[Collected data entries]
____

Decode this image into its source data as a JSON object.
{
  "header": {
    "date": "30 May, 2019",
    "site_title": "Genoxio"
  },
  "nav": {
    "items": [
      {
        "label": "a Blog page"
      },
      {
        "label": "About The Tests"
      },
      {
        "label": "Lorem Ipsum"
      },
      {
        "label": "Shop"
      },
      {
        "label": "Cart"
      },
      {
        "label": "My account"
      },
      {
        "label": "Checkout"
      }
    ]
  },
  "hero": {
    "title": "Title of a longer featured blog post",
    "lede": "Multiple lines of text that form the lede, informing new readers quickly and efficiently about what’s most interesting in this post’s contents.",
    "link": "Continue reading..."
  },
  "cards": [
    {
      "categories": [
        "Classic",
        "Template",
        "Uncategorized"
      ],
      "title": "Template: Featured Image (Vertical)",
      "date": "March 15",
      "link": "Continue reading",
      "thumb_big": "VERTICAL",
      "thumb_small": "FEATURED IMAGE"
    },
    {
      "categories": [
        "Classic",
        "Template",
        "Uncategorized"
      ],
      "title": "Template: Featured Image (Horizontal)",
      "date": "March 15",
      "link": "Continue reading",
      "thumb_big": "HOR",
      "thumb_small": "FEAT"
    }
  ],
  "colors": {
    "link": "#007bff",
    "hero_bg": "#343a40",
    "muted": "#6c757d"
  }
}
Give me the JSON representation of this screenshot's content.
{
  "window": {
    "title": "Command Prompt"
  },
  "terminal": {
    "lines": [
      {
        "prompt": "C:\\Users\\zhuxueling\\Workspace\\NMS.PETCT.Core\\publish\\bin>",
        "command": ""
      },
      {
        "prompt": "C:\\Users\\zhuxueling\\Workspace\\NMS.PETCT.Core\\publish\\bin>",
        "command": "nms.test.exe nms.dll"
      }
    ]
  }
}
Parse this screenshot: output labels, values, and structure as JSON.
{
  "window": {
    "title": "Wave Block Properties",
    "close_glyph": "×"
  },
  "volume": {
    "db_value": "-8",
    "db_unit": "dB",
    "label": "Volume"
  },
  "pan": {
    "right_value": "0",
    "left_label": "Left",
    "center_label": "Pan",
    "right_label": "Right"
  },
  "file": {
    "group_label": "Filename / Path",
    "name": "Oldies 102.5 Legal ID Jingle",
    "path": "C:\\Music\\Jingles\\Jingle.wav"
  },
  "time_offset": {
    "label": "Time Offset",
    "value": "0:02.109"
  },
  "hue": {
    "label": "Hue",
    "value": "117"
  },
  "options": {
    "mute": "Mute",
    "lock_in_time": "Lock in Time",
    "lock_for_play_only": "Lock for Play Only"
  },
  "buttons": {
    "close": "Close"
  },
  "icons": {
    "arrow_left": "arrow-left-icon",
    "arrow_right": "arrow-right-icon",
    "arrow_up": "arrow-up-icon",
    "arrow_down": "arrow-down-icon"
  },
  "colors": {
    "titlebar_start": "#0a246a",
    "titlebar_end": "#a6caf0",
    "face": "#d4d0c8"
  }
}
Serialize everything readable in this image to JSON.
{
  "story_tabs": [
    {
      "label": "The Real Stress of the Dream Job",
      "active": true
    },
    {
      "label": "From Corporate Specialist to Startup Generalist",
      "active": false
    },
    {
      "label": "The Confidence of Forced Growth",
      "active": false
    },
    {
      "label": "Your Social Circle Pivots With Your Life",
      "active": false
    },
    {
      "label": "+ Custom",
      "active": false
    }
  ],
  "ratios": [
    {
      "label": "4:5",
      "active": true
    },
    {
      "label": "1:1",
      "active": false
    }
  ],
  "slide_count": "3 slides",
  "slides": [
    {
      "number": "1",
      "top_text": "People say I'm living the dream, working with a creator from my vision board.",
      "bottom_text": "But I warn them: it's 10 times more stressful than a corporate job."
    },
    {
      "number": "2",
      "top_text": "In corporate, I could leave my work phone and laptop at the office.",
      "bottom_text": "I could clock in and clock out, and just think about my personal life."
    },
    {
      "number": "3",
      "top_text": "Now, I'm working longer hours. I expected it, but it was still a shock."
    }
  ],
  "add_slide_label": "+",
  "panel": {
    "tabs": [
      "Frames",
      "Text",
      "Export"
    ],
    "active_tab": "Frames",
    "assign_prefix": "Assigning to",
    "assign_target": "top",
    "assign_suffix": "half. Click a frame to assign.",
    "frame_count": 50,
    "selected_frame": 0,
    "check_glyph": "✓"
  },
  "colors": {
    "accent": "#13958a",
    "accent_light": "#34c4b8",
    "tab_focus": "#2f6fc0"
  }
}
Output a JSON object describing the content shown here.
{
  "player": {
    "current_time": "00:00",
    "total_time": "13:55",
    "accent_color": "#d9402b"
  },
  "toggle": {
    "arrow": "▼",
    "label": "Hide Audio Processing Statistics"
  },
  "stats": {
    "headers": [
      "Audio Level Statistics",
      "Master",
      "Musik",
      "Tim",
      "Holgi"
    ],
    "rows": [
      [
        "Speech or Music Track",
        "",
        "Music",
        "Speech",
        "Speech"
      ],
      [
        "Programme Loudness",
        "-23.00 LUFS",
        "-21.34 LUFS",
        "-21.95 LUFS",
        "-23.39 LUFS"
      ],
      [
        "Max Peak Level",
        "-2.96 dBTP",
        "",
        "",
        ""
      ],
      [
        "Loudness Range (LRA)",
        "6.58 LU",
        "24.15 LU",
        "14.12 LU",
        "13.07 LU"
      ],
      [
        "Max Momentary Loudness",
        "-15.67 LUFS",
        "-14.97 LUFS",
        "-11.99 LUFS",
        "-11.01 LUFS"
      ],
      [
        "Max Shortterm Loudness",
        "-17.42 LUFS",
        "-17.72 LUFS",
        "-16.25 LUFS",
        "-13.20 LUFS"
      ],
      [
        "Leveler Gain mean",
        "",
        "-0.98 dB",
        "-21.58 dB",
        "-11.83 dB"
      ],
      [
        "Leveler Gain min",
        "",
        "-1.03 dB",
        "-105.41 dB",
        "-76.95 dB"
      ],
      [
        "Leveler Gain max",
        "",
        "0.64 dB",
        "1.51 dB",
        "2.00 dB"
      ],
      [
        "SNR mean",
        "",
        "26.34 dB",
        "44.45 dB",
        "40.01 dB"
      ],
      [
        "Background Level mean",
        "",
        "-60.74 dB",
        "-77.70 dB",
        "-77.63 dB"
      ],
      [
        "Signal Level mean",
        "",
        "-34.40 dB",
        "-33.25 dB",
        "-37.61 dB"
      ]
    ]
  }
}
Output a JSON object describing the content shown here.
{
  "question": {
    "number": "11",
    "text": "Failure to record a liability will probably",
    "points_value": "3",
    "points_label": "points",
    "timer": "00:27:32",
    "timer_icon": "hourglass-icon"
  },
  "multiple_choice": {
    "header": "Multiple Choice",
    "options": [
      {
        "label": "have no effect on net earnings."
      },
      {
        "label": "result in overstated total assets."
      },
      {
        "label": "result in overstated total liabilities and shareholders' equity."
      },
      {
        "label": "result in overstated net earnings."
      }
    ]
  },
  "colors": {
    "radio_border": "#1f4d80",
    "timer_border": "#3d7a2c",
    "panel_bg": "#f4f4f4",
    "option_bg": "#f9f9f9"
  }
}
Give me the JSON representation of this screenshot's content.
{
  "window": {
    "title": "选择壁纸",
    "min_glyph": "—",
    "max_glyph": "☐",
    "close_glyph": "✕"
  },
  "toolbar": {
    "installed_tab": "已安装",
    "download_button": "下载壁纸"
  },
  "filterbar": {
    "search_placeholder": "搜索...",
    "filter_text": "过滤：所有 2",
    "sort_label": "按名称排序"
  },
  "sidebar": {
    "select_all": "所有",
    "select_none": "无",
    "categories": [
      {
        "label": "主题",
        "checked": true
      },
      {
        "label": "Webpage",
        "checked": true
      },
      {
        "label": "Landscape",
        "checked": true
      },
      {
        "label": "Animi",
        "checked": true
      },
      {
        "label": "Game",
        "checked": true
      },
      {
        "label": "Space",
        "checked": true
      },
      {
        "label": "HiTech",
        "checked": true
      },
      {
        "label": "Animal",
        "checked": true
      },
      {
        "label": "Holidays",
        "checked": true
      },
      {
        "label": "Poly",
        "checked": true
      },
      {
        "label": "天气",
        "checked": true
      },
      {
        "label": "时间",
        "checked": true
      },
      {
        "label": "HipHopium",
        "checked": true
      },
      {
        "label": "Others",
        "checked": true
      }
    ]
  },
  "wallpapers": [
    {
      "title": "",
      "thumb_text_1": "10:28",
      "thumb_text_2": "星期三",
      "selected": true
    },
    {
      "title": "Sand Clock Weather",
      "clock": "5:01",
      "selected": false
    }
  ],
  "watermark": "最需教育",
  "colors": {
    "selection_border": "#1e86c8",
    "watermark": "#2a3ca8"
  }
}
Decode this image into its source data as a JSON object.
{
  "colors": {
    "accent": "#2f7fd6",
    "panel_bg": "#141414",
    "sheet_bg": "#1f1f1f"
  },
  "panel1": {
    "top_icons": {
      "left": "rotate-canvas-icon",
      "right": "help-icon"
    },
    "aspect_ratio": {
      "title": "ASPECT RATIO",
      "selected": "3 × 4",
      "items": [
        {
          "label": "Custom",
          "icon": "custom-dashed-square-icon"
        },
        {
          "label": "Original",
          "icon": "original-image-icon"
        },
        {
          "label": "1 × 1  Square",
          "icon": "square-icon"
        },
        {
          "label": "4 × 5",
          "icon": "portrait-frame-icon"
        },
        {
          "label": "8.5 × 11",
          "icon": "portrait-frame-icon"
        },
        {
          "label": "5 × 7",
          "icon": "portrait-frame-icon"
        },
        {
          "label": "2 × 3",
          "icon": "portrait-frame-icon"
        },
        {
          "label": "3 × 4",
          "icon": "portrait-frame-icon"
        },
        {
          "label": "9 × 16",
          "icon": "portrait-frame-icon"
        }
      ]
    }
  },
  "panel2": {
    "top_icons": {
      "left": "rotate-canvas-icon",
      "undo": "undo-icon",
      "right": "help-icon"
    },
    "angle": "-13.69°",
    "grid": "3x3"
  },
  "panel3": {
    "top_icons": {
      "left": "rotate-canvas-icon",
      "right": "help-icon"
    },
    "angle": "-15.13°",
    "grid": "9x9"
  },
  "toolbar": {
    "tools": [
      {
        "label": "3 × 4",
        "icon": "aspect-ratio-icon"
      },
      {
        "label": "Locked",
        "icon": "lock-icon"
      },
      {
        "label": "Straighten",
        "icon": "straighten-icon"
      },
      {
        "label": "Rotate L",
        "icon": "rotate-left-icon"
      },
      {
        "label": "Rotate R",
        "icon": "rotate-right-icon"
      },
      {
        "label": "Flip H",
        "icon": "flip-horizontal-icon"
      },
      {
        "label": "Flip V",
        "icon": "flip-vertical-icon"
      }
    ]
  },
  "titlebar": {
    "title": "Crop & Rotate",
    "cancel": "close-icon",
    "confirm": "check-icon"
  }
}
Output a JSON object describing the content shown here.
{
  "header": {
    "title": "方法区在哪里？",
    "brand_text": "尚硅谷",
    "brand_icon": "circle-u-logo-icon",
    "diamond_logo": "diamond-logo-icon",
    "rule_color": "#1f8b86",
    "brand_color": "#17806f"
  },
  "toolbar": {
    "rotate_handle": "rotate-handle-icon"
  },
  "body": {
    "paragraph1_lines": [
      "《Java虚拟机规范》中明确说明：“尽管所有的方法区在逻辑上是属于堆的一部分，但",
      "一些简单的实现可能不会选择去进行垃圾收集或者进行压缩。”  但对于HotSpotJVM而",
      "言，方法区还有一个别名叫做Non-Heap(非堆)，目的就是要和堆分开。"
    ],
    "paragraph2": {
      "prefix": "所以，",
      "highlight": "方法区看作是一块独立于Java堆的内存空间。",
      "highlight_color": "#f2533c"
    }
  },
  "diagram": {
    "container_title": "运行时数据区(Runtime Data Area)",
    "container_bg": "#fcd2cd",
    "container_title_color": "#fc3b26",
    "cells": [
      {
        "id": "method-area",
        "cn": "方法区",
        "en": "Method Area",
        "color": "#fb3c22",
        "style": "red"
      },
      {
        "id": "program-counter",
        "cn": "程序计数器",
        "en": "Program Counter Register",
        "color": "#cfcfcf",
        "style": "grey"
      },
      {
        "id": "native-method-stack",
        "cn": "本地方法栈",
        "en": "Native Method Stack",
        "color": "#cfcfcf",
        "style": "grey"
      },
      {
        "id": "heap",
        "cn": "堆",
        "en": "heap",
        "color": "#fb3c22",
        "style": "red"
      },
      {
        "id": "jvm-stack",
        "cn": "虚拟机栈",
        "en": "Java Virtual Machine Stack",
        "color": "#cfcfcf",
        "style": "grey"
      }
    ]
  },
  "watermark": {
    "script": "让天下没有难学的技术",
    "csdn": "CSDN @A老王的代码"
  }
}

____

■ Written problem ■
Return a copy of every line that includes the word "Audio".

■ The completed task ■
    "label": "Hide Audio Processing Statistics"
      "Audio Level Statistics",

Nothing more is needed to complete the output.